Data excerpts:
◇ ◇ ◇ ◇ ◇ ◇ ◇

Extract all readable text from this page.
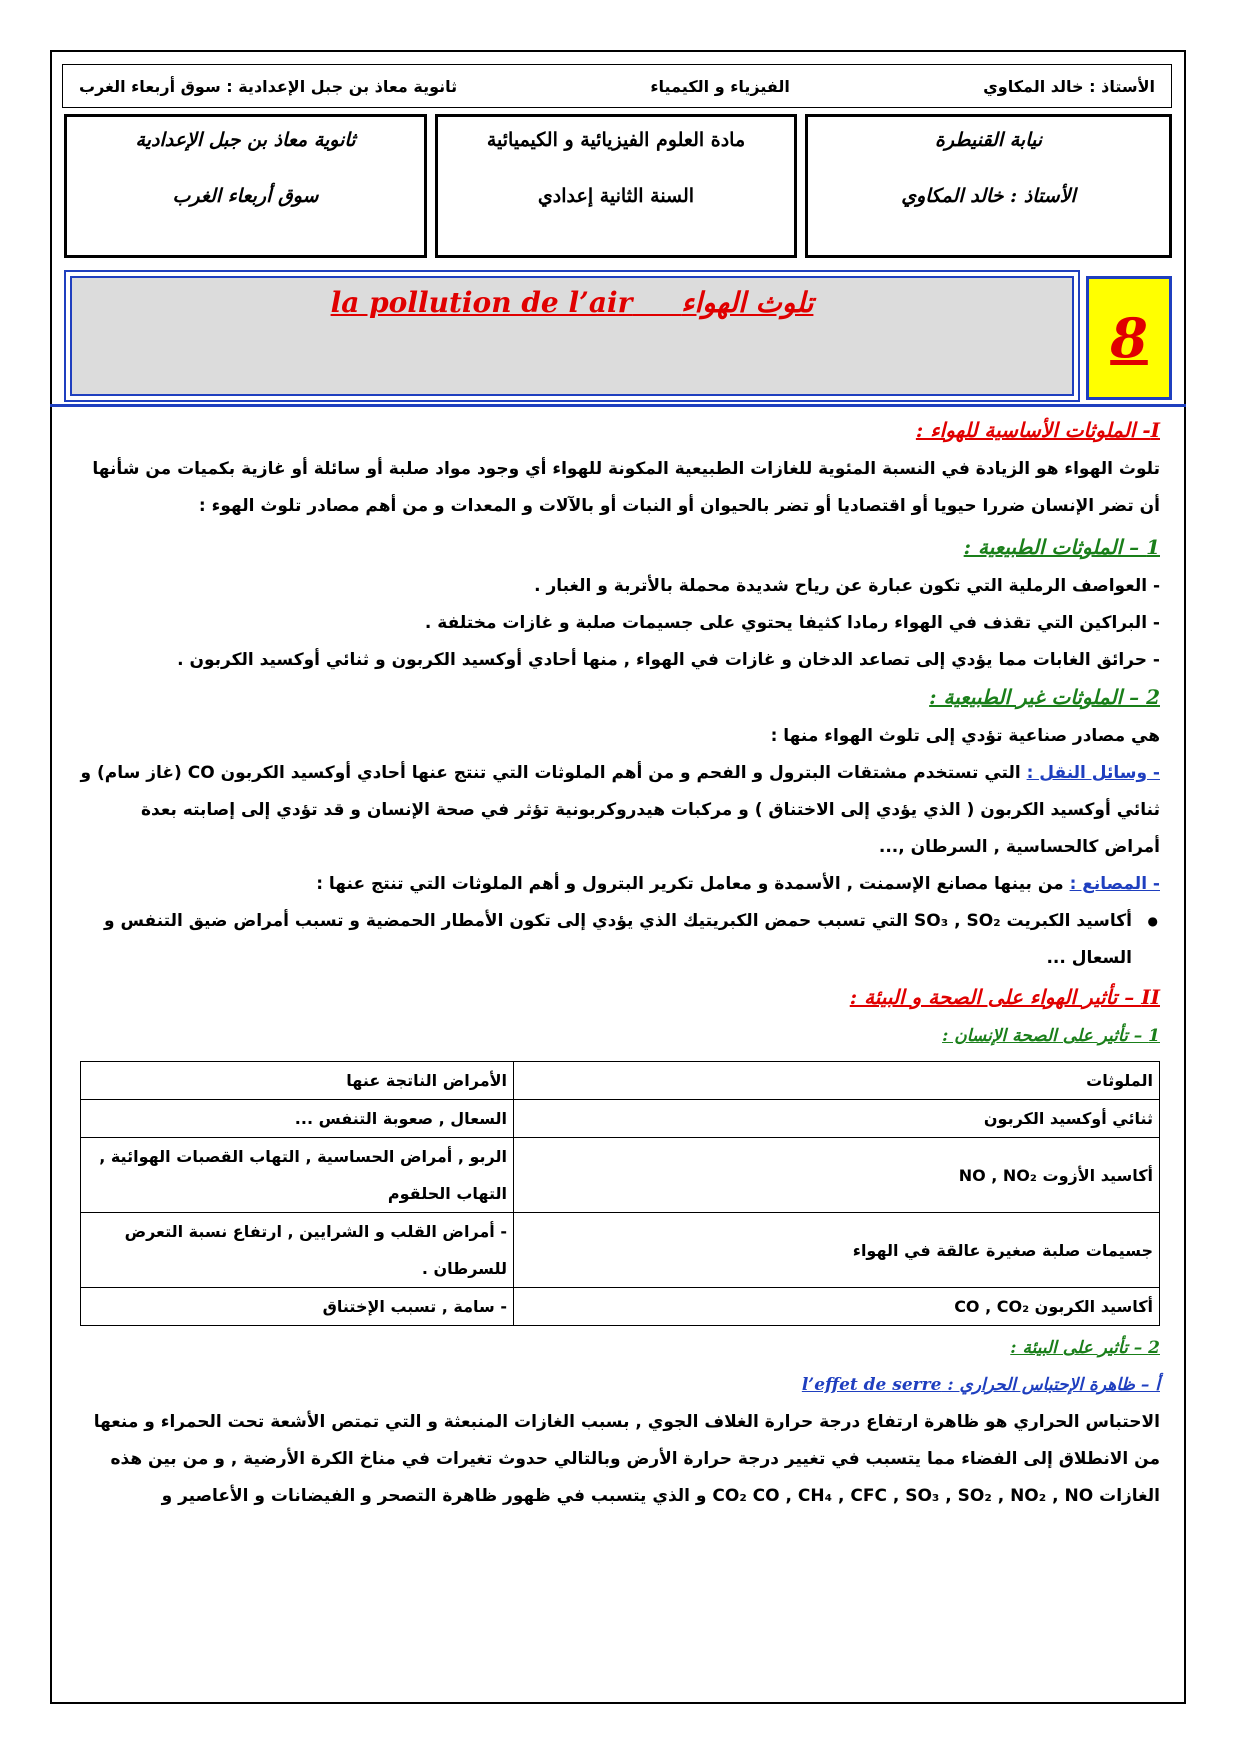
الأستاذ : خالد المكاوي
الفيزياء و الكيمياء
ثانوية معاذ بن جبل الإعدادية : سوق أربعاء الغرب
نيابة القنيطرة
الأستاذ : خالد المكاوي
مادة العلوم الفيزيائية و الكيميائية
السنة الثانية إعدادي
ثانوية معاذ بن جبل الإعدادية
سوق أربعاء الغرب
la pollution de l’air تلوث الهواء
8

I- الملوثات الأساسية للهواء :

تلوث الهواء هو الزيادة في النسبة المئوية للغازات الطبيعية المكونة للهواء أي وجود مواد صلبة أو سائلة أو غازية بكميات من شأنها أن تضر الإنسان ضررا حيويا أو اقتصاديا أو تضر بالحيوان أو النبات أو بالآلات و المعدات و من أهم مصادر تلوث الهوء :

1 – الملوثات الطبيعية :

- العواصف الرملية التي تكون عبارة عن رياح شديدة محملة بالأتربة و الغبار .

- البراكين التي تقذف في الهواء رمادا كثيفا يحتوي على جسيمات صلبة و غازات مختلفة .

- حرائق الغابات مما يؤدي إلى تصاعد الدخان و غازات في الهواء , منها أحادي أوكسيد الكربون و ثنائي أوكسيد الكربون .

2 – الملوثات غير الطبيعية :

هي مصادر صناعية تؤدي إلى تلوث الهواء منها :

- وسائل النقل : التي تستخدم مشتقات البترول و الفحم و من أهم الملوثات التي تنتج عنها أحادي أوكسيد الكربون CO (غاز سام) و ثنائي أوكسيد الكربون ( الذي يؤدي إلى الاختناق ) و مركبات هيدروكربونية تؤثر في صحة الإنسان و قد تؤدي إلى إصابته بعدة أمراض كالحساسية , السرطان ,...

- المصانع : من بينها مصانع الإسمنت , الأسمدة و معامل تكرير البترول و أهم الملوثات التي تنتج عنها :

● أكاسيد الكبريت SO₃ , SO₂ التي تسبب حمض الكبريتيك الذي يؤدي إلى تكون الأمطار الحمضية و تسبب أمراض ضيق التنفس و السعال ...

II – تأثير الهواء على الصحة و البيئة :

1 – تأثير على الصحة الإنسان :

الملوثات	الأمراض الناتجة عنها
ثنائي أوكسيد الكربون	السعال , صعوبة التنفس ...
أكاسيد الأزوت NO , NO₂	الربو , أمراض الحساسية , التهاب القصبات الهوائية , التهاب الحلقوم
جسيمات صلبة صغيرة عالقة في الهواء	- أمراض القلب و الشرايين , ارتفاع نسبة التعرض للسرطان .
أكاسيد الكربون CO , CO₂	- سامة , تسبب الإختناق

2 – تأثير على البيئة :

أ – ظاهرة الإحتباس الحراري : l’effet de serre

الاحتباس الحراري هو ظاهرة ارتفاع درجة حرارة الغلاف الجوي , بسبب الغازات المنبعثة و التي تمتص الأشعة تحت الحمراء و منعها من الانطلاق إلى الفضاء مما يتسبب في تغيير درجة حرارة الأرض وبالتالي حدوث تغيرات في مناخ الكرة الأرضية , و من بين هذه الغازات CO₂ CO , CH₄ , CFC , SO₃ , SO₂ , NO₂ , NO و الذي يتسبب في ظهور ظاهرة التصحر و الفيضانات و الأعاصير و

◇ ◇ ◇ ◇ ◇ ◇ ◇

• _Prompt_
Search the data for the word "أربعاء" and copy each line where it appears.

• _Result of the exercise_
ثانوية معاذ بن جبل الإعدادية : سوق أربعاء الغرب
سوق أربعاء الغرب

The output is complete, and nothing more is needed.